**Written exercise:** Recast every line of the material as a JSON list of strings, one string per line, leaving out blank lines.

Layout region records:
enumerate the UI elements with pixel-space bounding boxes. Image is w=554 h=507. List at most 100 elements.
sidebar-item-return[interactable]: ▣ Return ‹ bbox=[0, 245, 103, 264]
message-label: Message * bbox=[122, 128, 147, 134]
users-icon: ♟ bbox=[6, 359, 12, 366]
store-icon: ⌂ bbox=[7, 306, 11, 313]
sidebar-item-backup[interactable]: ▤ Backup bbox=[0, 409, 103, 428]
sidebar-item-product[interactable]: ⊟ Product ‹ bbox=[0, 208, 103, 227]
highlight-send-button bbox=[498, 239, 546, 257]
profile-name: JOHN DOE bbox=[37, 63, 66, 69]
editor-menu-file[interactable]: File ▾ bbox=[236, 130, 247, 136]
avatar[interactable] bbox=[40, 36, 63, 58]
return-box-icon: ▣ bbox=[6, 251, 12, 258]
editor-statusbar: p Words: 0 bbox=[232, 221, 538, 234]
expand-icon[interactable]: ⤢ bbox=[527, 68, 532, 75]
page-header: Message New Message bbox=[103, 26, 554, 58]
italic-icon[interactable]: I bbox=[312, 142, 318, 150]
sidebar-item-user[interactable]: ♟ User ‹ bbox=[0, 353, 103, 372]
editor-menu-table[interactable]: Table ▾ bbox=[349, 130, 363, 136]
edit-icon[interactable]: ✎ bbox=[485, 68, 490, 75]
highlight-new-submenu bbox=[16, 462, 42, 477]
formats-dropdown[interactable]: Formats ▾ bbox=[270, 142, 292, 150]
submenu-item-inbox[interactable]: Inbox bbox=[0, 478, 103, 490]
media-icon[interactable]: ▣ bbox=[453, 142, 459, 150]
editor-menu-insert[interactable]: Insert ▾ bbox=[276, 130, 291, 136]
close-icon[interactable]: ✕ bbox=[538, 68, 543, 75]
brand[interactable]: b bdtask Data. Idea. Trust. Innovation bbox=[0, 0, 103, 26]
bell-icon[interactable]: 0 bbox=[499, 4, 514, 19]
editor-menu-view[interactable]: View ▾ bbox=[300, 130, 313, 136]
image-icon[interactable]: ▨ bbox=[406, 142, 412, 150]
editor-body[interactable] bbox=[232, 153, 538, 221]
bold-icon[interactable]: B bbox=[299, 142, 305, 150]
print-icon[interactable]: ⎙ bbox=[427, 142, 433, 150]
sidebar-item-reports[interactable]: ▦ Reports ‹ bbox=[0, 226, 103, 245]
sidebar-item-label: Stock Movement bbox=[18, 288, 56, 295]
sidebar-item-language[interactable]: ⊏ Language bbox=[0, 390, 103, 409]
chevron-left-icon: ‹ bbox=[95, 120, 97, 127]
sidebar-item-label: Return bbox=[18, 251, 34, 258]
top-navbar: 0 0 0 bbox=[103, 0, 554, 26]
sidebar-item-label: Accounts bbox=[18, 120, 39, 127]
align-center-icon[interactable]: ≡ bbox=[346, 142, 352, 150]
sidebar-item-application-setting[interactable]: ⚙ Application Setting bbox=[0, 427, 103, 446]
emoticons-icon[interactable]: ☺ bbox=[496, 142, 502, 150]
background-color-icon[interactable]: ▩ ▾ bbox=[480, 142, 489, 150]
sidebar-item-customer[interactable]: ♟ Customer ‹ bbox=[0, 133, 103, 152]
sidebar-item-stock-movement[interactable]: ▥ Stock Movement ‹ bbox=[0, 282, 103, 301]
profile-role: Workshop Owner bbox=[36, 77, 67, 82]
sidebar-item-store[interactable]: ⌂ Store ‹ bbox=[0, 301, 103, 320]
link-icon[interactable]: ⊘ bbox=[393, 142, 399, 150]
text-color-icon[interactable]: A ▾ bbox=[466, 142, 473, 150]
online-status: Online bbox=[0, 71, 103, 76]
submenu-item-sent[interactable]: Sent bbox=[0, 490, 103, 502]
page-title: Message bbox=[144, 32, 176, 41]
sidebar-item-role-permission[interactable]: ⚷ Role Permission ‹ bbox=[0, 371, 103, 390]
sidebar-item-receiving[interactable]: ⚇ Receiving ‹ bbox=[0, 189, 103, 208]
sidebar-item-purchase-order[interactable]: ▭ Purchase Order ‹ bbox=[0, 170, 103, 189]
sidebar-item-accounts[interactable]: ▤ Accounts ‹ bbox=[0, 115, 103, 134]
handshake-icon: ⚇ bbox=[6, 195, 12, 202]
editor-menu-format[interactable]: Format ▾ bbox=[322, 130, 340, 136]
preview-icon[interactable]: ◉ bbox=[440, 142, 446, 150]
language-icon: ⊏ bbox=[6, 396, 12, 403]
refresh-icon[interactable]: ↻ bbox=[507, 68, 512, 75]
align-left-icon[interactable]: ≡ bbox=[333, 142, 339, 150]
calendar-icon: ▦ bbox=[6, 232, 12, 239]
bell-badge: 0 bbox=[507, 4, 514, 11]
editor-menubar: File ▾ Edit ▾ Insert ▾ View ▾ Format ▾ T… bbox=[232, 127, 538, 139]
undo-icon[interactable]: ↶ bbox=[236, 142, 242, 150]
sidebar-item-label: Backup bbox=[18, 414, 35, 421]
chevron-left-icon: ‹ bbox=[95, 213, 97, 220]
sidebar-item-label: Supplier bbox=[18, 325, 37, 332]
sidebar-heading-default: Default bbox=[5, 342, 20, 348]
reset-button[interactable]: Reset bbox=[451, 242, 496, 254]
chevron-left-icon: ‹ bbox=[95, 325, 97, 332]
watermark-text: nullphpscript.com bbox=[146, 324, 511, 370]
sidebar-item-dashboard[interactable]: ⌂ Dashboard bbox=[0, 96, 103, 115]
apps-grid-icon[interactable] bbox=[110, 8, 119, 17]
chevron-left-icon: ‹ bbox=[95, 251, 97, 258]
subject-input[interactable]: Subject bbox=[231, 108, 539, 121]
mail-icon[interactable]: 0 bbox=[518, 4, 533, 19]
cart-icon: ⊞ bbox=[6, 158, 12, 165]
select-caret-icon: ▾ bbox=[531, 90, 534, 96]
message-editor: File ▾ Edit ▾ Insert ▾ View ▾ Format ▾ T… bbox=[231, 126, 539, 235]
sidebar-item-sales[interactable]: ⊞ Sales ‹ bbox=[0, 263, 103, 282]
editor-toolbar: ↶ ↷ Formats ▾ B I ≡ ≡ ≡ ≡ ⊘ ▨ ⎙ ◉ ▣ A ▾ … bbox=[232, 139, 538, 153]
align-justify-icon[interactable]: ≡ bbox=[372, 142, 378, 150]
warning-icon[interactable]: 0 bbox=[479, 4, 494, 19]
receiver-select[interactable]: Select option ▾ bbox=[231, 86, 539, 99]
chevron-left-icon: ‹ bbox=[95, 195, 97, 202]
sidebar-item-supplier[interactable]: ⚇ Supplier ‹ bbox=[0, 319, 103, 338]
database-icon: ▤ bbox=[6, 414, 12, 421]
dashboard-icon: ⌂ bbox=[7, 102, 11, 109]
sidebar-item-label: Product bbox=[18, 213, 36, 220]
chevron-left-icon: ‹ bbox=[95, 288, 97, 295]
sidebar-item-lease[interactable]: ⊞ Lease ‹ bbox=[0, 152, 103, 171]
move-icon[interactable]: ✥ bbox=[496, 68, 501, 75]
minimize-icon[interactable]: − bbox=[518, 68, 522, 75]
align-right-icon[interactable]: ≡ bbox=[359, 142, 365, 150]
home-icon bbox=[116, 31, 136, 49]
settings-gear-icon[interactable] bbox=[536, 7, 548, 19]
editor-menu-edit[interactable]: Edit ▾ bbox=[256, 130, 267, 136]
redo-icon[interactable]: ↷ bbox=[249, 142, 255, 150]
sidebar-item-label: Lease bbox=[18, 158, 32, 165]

**Solution below:**
[
  "enumerate the UI elements with pixel-space bounding boxes. Image is w=554 h=507. List at most 100 elements.",
  "sidebar-item-return[interactable]: ▣ Return ‹ bbox=[0, 245, 103, 264]",
  "message-label: Message * bbox=[122, 128, 147, 134]",
  "users-icon: ♟ bbox=[6, 359, 12, 366]",
  "store-icon: ⌂ bbox=[7, 306, 11, 313]",
  "sidebar-item-backup[interactable]: ▤ Backup bbox=[0, 409, 103, 428]",
  "sidebar-item-product[interactable]: ⊟ Product ‹ bbox=[0, 208, 103, 227]",
  "highlight-send-button bbox=[498, 239, 546, 257]",
  "profile-name: JOHN DOE bbox=[37, 63, 66, 69]",
  "editor-menu-file[interactable]: File ▾ bbox=[236, 130, 247, 136]",
  "avatar[interactable] bbox=[40, 36, 63, 58]",
  "return-box-icon: ▣ bbox=[6, 251, 12, 258]",
  "editor-statusbar: p Words: 0 bbox=[232, 221, 538, 234]",
  "expand-icon[interactable]: ⤢ bbox=[527, 68, 532, 75]",
  "page-header: Message New Message bbox=[103, 26, 554, 58]",
  "italic-icon[interactable]: I bbox=[312, 142, 318, 150]",
  "sidebar-item-user[interactable]: ♟ User ‹ bbox=[0, 353, 103, 372]",
  "editor-menu-table[interactable]: Table ▾ bbox=[349, 130, 363, 136]",
  "edit-icon[interactable]: ✎ bbox=[485, 68, 490, 75]",
  "highlight-new-submenu bbox=[16, 462, 42, 477]",
  "formats-dropdown[interactable]: Formats ▾ bbox=[270, 142, 292, 150]",
  "submenu-item-inbox[interactable]: Inbox bbox=[0, 478, 103, 490]",
  "media-icon[interactable]: ▣ bbox=[453, 142, 459, 150]",
  "editor-menu-insert[interactable]: Insert ▾ bbox=[276, 130, 291, 136]",
  "close-icon[interactable]: ✕ bbox=[538, 68, 543, 75]",
  "brand[interactable]: b bdtask Data. Idea. Trust. Innovation bbox=[0, 0, 103, 26]",
  "bell-icon[interactable]: 0 bbox=[499, 4, 514, 19]",
  "editor-menu-view[interactable]: View ▾ bbox=[300, 130, 313, 136]",
  "image-icon[interactable]: ▨ bbox=[406, 142, 412, 150]",
  "editor-body[interactable] bbox=[232, 153, 538, 221]",
  "bold-icon[interactable]: B bbox=[299, 142, 305, 150]",
  "print-icon[interactable]: ⎙ bbox=[427, 142, 433, 150]",
  "sidebar-item-reports[interactable]: ▦ Reports ‹ bbox=[0, 226, 103, 245]",
  "sidebar-item-label: Stock Movement bbox=[18, 288, 56, 295]",
  "sidebar-item-language[interactable]: ⊏ Language bbox=[0, 390, 103, 409]",
  "chevron-left-icon: ‹ bbox=[95, 120, 97, 127]",
  "sidebar-item-label: Return bbox=[18, 251, 34, 258]",
  "top-navbar: 0 0 0 bbox=[103, 0, 554, 26]",
  "sidebar-item-label: Accounts bbox=[18, 120, 39, 127]",
  "align-center-icon[interactable]: ≡ bbox=[346, 142, 352, 150]",
  "sidebar-item-application-setting[interactable]: ⚙ Application Setting bbox=[0, 427, 103, 446]",
  "emoticons-icon[interactable]: ☺ bbox=[496, 142, 502, 150]",
  "background-color-icon[interactable]: ▩ ▾ bbox=[480, 142, 489, 150]",
  "sidebar-item-customer[interactable]: ♟ Customer ‹ bbox=[0, 133, 103, 152]",
  "sidebar-item-stock-movement[interactable]: ▥ Stock Movement ‹ bbox=[0, 282, 103, 301]",
  "profile-role: Workshop Owner bbox=[36, 77, 67, 82]",
  "sidebar-item-store[interactable]: ⌂ Store ‹ bbox=[0, 301, 103, 320]",
  "link-icon[interactable]: ⊘ bbox=[393, 142, 399, 150]",
  "text-color-icon[interactable]: A ▾ bbox=[466, 142, 473, 150]",
  "online-status: Online bbox=[0, 71, 103, 76]",
  "submenu-item-sent[interactable]: Sent bbox=[0, 490, 103, 502]",
  "page-title: Message bbox=[144, 32, 176, 41]",
  "sidebar-item-role-permission[interactable]: ⚷ Role Permission ‹ bbox=[0, 371, 103, 390]",
  "sidebar-item-receiving[interactable]: ⚇ Receiving ‹ bbox=[0, 189, 103, 208]",
  "sidebar-item-purchase-order[interactable]: ▭ Purchase Order ‹ bbox=[0, 170, 103, 189]",
  "sidebar-item-accounts[interactable]: ▤ Accounts ‹ bbox=[0, 115, 103, 134]",
  "handshake-icon: ⚇ bbox=[6, 195, 12, 202]",
  "editor-menu-format[interactable]: Format ▾ bbox=[322, 130, 340, 136]",
  "preview-icon[interactable]: ◉ bbox=[440, 142, 446, 150]",
  "language-icon: ⊏ bbox=[6, 396, 12, 403]",
  "refresh-icon[interactable]: ↻ bbox=[507, 68, 512, 75]",
  "align-left-icon[interactable]: ≡ bbox=[333, 142, 339, 150]",
  "calendar-icon: ▦ bbox=[6, 232, 12, 239]",
  "bell-badge: 0 bbox=[507, 4, 514, 11]",
  "editor-menubar: File ▾ Edit ▾ Insert ▾ View ▾ Format ▾ T… bbox=[232, 127, 538, 139]",
  "undo-icon[interactable]: ↶ bbox=[236, 142, 242, 150]",
  "sidebar-item-label: Backup bbox=[18, 414, 35, 421]",
  "chevron-left-icon: ‹ bbox=[95, 213, 97, 220]",
  "sidebar-item-label: Supplier bbox=[18, 325, 37, 332]",
  "sidebar-heading-default: Default bbox=[5, 342, 20, 348]",
  "reset-button[interactable]: Reset bbox=[451, 242, 496, 254]",
  "chevron-left-icon: ‹ bbox=[95, 325, 97, 332]",
  "watermark-text: nullphpscript.com bbox=[146, 324, 511, 370]",
  "sidebar-item-dashboard[interactable]: ⌂ Dashboard bbox=[0, 96, 103, 115]",
  "apps-grid-icon[interactable] bbox=[110, 8, 119, 17]",
  "chevron-left-icon: ‹ bbox=[95, 251, 97, 258]",
  "subject-input[interactable]: Subject bbox=[231, 108, 539, 121]",
  "mail-icon[interactable]: 0 bbox=[518, 4, 533, 19]",
  "cart-icon: ⊞ bbox=[6, 158, 12, 165]",
  "select-caret-icon: ▾ bbox=[531, 90, 534, 96]",
  "message-editor: File ▾ Edit ▾ Insert ▾ View ▾ Format ▾ T… bbox=[231, 126, 539, 235]",
  "sidebar-item-sales[interactable]: ⊞ Sales ‹ bbox=[0, 263, 103, 282]",
  "editor-toolbar: ↶ ↷ Formats ▾ B I ≡ ≡ ≡ ≡ ⊘ ▨ ⎙ ◉ ▣ A ▾ … bbox=[232, 139, 538, 153]",
  "align-justify-icon[interactable]: ≡ bbox=[372, 142, 378, 150]",
  "warning-icon[interactable]: 0 bbox=[479, 4, 494, 19]",
  "receiver-select[interactable]: Select option ▾ bbox=[231, 86, 539, 99]",
  "chevron-left-icon: ‹ bbox=[95, 195, 97, 202]",
  "sidebar-item-supplier[interactable]: ⚇ Supplier ‹ bbox=[0, 319, 103, 338]",
  "database-icon: ▤ bbox=[6, 414, 12, 421]",
  "dashboard-icon: ⌂ bbox=[7, 102, 11, 109]",
  "sidebar-item-label: Product bbox=[18, 213, 36, 220]",
  "chevron-left-icon: ‹ bbox=[95, 288, 97, 295]",
  "sidebar-item-lease[interactable]: ⊞ Lease ‹ bbox=[0, 152, 103, 171]",
  "move-icon[interactable]: ✥ bbox=[496, 68, 501, 75]",
  "minimize-icon[interactable]: − bbox=[518, 68, 522, 75]",
  "align-right-icon[interactable]: ≡ bbox=[359, 142, 365, 150]",
  "home-icon bbox=[116, 31, 136, 49]",
  "settings-gear-icon[interactable] bbox=[536, 7, 548, 19]",
  "editor-menu-edit[interactable]: Edit ▾ bbox=[256, 130, 267, 136]",
  "redo-icon[interactable]: ↷ bbox=[249, 142, 255, 150]",
  "sidebar-item-label: Lease bbox=[18, 158, 32, 165]"
]